_Input data_:
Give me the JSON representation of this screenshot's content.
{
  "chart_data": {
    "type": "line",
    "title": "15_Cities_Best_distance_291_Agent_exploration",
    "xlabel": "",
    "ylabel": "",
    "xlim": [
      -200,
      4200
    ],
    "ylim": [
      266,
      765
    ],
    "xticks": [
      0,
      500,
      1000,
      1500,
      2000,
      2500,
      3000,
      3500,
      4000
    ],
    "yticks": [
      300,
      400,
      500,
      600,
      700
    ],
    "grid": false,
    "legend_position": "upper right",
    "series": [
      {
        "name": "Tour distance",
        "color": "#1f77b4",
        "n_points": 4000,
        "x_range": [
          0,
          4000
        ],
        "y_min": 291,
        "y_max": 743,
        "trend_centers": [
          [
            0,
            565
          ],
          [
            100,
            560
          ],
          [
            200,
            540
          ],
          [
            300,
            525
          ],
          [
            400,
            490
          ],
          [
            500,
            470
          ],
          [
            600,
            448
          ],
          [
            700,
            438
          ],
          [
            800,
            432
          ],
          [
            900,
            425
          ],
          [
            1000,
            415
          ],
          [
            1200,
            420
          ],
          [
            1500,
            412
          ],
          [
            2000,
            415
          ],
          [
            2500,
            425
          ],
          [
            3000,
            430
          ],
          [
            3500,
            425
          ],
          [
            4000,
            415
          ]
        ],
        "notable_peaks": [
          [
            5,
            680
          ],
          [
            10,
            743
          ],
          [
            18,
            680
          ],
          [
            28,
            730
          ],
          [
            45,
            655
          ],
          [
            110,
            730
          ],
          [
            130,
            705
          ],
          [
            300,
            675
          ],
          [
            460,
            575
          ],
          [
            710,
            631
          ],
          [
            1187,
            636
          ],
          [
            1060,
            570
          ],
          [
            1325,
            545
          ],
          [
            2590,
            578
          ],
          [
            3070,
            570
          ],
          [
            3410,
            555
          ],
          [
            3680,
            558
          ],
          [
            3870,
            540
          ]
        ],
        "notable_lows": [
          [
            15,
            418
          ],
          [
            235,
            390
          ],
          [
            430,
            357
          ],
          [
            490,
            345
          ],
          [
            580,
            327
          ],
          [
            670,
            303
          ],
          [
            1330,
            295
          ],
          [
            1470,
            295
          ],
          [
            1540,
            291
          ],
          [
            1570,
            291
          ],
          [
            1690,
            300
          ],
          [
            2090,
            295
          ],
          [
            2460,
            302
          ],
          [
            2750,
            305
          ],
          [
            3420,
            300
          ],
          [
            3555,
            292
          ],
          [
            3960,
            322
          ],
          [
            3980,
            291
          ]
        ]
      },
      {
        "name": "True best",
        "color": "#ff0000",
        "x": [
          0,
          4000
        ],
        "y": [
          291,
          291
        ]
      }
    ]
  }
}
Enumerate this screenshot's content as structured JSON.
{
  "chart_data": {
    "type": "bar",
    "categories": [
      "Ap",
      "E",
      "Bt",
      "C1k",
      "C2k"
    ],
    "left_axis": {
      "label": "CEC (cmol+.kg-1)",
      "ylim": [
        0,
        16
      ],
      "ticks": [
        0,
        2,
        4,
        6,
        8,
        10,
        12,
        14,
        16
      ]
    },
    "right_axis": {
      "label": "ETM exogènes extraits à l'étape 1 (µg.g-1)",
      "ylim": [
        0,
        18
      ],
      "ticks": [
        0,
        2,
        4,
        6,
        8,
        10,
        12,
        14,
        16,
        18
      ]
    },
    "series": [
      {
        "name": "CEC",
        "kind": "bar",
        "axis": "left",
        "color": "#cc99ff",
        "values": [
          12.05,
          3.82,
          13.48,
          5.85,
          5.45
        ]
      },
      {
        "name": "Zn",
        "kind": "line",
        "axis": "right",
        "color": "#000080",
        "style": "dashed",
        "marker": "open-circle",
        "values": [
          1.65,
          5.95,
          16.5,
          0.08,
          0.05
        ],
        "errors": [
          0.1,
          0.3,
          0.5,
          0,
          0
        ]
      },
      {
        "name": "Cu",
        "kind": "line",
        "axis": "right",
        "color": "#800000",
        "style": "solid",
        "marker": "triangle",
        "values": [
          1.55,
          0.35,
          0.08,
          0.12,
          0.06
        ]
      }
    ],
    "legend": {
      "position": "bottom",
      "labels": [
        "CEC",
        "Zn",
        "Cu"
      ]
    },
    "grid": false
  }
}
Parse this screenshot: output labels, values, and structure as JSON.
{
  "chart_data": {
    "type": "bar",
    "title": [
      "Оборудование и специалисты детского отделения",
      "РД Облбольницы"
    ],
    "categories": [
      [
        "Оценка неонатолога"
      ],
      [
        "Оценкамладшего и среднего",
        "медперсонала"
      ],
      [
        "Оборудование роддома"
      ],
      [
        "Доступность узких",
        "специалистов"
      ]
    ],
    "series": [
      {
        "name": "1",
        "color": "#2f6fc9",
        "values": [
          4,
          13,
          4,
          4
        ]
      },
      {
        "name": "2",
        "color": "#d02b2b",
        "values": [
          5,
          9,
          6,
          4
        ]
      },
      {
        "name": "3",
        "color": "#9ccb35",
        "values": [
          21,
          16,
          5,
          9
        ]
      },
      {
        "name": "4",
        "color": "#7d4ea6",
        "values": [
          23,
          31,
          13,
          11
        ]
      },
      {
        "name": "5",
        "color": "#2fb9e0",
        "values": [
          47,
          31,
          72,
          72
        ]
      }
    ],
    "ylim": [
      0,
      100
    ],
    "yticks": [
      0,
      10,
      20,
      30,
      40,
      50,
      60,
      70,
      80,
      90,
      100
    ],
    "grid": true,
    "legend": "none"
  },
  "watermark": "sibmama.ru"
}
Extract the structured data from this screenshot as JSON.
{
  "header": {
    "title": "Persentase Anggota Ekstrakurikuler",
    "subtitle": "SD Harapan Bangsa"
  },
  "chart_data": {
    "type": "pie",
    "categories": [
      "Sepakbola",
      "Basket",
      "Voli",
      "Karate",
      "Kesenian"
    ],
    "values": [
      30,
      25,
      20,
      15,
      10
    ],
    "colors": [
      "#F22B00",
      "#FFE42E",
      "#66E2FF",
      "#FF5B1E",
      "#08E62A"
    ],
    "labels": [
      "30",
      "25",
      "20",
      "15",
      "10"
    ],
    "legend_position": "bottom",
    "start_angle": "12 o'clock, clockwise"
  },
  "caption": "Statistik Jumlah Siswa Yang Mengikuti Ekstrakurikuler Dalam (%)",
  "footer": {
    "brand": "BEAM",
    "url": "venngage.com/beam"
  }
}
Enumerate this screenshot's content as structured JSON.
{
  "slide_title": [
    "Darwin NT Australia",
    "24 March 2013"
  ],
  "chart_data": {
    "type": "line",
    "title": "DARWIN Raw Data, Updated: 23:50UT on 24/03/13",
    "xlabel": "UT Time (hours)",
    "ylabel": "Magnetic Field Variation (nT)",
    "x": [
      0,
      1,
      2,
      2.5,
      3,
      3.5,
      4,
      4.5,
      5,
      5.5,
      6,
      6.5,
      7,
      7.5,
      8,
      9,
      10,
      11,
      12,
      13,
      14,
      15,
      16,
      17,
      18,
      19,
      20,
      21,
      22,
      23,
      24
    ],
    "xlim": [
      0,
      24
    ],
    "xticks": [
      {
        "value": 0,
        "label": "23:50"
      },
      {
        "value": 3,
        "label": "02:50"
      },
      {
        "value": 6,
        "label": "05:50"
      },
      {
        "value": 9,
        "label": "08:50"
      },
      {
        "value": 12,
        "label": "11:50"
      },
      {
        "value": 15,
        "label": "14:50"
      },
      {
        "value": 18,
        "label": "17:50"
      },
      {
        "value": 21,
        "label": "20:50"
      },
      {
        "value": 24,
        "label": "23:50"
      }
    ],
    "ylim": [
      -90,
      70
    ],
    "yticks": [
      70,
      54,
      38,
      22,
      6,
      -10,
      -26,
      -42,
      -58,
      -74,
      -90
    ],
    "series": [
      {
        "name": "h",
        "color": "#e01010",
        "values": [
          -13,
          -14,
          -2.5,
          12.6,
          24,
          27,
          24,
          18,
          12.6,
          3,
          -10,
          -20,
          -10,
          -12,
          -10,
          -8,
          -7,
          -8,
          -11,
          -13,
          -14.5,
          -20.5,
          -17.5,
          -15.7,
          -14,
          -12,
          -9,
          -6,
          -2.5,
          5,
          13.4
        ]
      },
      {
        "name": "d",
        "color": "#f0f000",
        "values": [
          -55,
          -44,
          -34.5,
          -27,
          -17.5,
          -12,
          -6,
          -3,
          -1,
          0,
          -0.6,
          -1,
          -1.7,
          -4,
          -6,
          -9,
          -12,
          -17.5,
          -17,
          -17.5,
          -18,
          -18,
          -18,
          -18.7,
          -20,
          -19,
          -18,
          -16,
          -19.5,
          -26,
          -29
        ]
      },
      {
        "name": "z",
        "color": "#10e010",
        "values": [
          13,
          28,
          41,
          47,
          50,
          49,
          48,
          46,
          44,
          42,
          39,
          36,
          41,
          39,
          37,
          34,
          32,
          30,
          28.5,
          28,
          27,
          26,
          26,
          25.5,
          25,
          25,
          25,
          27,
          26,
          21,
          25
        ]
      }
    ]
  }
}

_What is needed_: Within the data above, pick out all lines holding the word "ylabel".

_Answer to the exercise_:
    "ylabel": "",
    "ylabel": "Magnetic Field Variation (nT)",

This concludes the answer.